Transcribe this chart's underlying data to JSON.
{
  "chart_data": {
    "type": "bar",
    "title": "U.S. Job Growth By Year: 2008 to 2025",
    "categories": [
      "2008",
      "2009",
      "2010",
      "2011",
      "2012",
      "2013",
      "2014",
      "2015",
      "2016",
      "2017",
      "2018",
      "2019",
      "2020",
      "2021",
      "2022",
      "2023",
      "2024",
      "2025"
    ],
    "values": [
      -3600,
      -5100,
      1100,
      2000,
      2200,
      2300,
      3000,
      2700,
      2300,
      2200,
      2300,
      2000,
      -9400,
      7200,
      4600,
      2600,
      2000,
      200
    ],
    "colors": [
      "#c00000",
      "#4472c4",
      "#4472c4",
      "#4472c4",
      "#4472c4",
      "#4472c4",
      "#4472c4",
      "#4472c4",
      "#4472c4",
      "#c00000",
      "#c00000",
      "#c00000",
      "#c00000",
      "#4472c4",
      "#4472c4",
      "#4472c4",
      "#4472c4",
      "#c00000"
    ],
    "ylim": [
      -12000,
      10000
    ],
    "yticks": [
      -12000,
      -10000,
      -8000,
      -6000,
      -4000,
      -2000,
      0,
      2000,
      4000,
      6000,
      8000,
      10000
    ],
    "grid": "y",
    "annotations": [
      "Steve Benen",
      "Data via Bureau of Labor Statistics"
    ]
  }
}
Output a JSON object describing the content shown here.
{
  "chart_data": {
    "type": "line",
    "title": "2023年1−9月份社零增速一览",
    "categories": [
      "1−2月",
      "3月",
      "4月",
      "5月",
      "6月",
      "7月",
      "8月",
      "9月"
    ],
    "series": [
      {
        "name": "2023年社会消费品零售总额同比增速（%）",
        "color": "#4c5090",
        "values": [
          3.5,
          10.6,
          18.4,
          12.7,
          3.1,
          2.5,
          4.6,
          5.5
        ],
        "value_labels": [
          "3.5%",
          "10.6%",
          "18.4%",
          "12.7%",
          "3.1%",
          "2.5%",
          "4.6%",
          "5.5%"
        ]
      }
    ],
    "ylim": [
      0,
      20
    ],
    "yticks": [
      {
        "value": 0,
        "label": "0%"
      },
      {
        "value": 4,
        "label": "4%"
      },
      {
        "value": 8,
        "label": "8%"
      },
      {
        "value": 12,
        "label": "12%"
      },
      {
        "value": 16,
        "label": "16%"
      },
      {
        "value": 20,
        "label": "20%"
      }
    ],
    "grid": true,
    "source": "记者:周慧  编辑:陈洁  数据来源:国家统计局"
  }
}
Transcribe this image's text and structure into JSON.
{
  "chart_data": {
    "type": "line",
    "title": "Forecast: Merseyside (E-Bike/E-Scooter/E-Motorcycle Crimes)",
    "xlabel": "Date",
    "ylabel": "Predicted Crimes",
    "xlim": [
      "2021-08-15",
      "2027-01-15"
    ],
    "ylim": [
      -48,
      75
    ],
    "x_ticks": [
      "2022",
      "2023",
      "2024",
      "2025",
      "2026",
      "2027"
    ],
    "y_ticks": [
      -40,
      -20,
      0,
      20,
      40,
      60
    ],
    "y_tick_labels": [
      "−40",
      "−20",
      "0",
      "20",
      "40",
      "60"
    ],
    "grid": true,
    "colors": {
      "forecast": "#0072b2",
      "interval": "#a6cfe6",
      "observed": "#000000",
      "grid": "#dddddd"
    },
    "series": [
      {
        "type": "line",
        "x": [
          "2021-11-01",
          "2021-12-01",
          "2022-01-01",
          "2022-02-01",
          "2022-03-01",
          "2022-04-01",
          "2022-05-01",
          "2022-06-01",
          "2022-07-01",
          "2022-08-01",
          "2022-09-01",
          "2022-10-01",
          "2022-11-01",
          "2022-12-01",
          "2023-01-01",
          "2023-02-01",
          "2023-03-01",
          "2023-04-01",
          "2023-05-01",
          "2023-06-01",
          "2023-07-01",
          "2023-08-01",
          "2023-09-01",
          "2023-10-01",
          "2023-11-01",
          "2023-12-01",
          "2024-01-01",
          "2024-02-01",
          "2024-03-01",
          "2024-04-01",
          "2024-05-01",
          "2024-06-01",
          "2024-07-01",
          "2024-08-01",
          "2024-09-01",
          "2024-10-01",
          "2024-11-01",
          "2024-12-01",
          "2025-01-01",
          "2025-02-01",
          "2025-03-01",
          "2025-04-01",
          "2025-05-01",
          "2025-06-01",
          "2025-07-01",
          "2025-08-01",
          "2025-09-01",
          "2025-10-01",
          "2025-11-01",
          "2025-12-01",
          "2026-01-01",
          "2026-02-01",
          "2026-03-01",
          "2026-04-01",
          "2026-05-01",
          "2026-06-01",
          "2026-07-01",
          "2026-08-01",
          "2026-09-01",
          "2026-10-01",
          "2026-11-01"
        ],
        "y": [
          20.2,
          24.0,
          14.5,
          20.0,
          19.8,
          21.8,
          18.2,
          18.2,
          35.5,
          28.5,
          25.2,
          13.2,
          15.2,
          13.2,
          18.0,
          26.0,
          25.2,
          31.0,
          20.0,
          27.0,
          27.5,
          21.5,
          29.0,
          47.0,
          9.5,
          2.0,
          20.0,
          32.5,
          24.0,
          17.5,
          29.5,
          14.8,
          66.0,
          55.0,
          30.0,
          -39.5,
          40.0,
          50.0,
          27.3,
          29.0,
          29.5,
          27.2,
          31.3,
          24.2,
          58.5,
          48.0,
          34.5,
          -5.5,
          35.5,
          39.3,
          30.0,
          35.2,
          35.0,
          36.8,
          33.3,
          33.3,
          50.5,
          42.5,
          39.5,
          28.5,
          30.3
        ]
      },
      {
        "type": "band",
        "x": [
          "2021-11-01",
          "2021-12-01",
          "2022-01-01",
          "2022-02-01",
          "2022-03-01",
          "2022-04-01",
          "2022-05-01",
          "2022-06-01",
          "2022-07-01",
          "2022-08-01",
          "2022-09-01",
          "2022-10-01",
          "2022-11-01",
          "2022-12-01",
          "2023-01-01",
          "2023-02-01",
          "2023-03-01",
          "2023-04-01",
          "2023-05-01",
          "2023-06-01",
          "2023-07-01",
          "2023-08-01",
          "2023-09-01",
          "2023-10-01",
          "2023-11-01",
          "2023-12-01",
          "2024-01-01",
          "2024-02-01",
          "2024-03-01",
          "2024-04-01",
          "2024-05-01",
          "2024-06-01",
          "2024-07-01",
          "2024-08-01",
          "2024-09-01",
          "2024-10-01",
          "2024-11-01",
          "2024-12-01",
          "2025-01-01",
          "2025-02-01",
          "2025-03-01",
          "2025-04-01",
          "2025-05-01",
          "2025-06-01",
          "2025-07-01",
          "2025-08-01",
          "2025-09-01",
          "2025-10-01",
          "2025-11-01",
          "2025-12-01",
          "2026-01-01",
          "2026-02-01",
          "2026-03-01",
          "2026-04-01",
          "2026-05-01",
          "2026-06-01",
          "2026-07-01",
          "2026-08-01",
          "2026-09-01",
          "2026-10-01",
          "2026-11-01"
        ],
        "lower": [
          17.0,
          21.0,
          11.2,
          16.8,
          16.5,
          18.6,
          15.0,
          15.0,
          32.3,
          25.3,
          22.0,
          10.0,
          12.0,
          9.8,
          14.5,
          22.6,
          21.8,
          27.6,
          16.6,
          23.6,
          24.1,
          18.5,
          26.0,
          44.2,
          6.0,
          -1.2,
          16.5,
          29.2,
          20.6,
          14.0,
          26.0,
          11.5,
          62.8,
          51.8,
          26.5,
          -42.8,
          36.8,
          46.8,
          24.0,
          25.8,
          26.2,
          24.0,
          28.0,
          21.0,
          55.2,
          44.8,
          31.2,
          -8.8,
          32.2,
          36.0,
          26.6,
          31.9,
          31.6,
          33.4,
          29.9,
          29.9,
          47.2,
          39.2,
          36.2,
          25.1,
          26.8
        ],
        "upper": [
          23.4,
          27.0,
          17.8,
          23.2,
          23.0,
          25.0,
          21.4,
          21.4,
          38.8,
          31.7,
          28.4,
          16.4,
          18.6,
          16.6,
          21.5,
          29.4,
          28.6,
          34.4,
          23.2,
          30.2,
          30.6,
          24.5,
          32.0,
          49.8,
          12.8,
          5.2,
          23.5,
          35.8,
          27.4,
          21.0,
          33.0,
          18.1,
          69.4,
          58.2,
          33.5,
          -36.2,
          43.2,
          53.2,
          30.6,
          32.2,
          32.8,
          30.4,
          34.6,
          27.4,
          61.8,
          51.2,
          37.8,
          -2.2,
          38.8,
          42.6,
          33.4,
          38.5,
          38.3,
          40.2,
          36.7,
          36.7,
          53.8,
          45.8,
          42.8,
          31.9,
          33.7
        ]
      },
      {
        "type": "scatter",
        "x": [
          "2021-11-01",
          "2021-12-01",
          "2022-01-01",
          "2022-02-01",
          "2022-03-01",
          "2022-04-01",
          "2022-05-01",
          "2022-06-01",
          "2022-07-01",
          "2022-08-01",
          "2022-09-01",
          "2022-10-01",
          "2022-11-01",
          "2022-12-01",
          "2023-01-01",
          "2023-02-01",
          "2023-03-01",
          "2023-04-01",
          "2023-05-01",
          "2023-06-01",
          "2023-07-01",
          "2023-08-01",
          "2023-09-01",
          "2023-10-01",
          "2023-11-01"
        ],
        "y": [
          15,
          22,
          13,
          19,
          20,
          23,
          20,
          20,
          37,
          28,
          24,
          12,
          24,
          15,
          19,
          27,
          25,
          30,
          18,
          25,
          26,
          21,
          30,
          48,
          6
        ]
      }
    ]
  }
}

== Task directions ==
Using the listing above, say how many of its lines contain the string "Transcribe", giving nothing but the figure.

== Result of the exercise ==
2